▶ [WHAT YOU WILL DO]: Count lines holding the word "structured". Only the number is wanted.

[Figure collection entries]
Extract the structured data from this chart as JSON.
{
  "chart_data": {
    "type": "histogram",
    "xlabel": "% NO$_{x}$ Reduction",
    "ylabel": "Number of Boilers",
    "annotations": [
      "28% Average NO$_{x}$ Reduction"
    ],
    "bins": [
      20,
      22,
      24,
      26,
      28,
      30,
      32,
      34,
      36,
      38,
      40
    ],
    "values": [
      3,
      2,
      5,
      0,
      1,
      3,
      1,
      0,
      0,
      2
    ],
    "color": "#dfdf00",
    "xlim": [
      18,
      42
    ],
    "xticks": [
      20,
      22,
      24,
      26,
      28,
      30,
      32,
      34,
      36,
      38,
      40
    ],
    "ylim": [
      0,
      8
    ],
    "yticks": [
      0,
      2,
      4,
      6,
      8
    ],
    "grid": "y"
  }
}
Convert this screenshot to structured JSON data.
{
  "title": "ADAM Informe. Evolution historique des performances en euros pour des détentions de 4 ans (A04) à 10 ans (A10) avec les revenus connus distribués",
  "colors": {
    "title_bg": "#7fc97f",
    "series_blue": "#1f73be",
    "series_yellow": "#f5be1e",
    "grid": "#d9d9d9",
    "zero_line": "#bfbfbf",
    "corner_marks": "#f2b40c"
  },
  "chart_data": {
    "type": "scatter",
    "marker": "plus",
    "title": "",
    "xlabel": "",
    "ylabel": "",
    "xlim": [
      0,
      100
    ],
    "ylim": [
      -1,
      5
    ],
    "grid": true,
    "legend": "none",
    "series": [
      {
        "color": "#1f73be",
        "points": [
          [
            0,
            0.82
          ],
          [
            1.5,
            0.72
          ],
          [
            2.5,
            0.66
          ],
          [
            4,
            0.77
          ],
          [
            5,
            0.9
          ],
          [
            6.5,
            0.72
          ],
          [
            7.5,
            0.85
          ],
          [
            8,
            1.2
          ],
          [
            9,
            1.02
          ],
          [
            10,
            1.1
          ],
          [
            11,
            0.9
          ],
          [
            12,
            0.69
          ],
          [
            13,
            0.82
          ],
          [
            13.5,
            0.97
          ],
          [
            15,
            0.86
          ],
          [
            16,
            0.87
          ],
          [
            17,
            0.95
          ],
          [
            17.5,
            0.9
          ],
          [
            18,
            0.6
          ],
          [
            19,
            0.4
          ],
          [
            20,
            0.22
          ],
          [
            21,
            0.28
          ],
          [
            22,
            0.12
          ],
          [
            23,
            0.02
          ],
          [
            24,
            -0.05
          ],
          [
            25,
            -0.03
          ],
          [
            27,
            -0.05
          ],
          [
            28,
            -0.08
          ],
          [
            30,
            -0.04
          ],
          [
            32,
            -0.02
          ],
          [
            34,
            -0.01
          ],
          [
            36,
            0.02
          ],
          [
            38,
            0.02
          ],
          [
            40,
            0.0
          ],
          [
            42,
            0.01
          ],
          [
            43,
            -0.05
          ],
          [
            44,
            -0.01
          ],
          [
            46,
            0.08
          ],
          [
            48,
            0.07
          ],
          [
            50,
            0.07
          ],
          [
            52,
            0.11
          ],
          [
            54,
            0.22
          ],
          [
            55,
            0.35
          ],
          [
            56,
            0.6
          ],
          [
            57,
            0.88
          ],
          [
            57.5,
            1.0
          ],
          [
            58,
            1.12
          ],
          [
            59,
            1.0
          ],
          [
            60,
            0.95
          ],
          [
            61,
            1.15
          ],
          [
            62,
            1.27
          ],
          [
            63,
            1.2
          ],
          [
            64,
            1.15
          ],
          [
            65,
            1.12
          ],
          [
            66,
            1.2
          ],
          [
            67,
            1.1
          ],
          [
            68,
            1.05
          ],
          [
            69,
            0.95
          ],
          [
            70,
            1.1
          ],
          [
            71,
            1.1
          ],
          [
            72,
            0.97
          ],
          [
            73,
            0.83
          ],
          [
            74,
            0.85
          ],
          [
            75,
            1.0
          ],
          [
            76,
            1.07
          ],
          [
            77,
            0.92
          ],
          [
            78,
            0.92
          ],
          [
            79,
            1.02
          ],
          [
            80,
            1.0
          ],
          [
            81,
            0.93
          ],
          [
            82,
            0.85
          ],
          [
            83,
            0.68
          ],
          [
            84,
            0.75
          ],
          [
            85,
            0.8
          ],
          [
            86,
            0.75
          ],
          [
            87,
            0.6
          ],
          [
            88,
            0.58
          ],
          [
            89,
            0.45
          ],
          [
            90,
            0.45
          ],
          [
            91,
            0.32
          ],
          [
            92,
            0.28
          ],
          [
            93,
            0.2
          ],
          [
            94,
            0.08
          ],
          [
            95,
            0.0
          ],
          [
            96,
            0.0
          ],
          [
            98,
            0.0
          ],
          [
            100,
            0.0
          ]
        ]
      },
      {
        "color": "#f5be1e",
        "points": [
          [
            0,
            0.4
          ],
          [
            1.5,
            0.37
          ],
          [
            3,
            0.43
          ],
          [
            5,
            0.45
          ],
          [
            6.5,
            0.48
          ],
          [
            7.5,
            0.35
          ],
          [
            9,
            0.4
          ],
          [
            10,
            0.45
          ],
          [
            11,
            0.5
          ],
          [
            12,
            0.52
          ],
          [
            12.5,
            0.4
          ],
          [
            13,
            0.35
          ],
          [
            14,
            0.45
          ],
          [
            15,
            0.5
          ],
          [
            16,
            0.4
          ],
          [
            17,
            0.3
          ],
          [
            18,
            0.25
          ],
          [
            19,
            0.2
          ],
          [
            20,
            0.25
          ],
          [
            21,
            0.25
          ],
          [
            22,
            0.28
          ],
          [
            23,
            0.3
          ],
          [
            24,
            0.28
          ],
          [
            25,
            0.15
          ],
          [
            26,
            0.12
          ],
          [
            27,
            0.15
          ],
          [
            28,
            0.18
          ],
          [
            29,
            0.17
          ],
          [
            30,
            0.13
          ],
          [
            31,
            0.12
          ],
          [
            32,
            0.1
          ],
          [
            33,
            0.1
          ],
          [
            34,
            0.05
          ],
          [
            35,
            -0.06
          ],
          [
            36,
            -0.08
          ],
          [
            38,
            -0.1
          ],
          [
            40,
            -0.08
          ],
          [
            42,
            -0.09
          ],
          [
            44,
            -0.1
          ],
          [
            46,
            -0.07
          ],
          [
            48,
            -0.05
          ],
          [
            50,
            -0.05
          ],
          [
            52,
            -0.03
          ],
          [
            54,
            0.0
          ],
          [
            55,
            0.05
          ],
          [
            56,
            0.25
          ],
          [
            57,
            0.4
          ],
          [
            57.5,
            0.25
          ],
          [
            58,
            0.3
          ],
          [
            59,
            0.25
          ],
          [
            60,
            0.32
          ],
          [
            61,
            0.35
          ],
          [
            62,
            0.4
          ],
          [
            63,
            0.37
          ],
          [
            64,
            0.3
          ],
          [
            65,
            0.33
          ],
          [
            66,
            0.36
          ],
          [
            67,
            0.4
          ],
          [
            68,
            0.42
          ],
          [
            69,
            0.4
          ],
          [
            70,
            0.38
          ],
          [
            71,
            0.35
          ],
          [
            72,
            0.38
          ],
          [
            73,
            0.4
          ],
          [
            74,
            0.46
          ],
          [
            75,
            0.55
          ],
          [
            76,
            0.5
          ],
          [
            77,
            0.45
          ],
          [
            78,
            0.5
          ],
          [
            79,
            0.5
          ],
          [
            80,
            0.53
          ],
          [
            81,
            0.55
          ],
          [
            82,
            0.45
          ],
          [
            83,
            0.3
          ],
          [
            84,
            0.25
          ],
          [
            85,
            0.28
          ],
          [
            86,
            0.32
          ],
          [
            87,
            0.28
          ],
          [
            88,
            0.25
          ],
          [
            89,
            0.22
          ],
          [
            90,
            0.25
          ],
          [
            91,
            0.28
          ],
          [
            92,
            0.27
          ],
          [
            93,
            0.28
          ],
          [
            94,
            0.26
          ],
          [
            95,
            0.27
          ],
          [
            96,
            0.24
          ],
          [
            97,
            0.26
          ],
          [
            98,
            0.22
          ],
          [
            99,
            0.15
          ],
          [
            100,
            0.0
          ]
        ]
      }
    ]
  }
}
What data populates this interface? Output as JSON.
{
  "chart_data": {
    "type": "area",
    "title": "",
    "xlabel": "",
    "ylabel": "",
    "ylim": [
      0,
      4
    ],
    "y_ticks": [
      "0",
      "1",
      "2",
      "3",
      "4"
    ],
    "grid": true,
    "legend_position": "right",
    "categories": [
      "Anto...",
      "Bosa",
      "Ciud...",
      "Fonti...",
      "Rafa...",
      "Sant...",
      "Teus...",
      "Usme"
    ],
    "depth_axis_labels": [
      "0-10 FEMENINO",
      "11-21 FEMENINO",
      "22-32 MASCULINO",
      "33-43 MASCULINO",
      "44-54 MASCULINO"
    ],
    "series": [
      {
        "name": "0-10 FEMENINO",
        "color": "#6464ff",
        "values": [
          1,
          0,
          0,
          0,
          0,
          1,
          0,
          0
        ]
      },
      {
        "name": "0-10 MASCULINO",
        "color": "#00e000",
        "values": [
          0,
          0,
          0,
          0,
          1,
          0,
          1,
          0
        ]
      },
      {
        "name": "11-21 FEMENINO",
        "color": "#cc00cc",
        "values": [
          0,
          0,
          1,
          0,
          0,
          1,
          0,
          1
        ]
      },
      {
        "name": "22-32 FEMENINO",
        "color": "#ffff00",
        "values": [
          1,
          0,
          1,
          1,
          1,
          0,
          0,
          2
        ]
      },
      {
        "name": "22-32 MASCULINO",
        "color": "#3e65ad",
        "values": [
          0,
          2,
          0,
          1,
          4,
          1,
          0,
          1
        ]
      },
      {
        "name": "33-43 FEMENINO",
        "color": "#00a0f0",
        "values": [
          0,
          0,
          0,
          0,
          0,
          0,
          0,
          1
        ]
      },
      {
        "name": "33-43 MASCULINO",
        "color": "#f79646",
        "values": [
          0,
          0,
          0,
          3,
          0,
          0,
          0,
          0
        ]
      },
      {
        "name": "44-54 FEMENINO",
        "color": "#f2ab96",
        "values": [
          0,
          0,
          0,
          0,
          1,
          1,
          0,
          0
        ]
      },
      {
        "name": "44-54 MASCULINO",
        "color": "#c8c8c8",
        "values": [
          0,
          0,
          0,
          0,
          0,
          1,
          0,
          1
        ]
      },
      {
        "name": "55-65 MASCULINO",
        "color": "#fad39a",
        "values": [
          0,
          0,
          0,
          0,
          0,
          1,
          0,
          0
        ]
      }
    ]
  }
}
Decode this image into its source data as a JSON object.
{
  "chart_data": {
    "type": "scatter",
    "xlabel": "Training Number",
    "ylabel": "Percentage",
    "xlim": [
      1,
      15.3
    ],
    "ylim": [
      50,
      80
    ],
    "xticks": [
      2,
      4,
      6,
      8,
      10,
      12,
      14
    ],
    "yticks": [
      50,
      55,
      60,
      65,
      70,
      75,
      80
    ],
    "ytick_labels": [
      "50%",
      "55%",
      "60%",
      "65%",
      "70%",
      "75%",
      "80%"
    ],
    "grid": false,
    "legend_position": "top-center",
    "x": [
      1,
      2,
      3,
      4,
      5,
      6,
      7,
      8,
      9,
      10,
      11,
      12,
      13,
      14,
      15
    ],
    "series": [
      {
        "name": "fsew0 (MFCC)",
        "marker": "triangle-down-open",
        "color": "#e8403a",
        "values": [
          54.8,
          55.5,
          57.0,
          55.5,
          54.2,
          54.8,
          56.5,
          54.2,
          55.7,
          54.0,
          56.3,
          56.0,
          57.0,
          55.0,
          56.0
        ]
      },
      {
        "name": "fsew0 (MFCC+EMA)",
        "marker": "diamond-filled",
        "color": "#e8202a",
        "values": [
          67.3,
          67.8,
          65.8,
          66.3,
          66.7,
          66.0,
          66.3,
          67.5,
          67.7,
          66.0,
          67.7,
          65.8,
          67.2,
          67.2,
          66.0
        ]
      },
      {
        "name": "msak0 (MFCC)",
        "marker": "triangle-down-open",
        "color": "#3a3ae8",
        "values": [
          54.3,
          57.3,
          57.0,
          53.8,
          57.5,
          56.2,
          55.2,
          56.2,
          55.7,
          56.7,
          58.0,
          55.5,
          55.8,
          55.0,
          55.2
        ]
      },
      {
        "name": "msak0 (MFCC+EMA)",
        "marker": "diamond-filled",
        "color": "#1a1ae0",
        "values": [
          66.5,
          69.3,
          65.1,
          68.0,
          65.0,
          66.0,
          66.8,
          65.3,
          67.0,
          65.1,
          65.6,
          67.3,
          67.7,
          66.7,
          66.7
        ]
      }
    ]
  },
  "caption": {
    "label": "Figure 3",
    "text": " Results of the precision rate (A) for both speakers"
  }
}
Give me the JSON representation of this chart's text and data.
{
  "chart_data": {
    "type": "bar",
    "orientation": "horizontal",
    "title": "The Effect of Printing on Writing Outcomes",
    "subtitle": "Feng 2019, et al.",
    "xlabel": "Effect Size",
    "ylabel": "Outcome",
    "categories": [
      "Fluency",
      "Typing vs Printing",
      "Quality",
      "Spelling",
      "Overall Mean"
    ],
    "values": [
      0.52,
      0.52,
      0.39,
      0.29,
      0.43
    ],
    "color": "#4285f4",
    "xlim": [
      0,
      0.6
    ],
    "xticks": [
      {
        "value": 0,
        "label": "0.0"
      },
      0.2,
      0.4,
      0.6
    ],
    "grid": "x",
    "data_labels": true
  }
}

▶ [EXERCISE ANSWER]: 2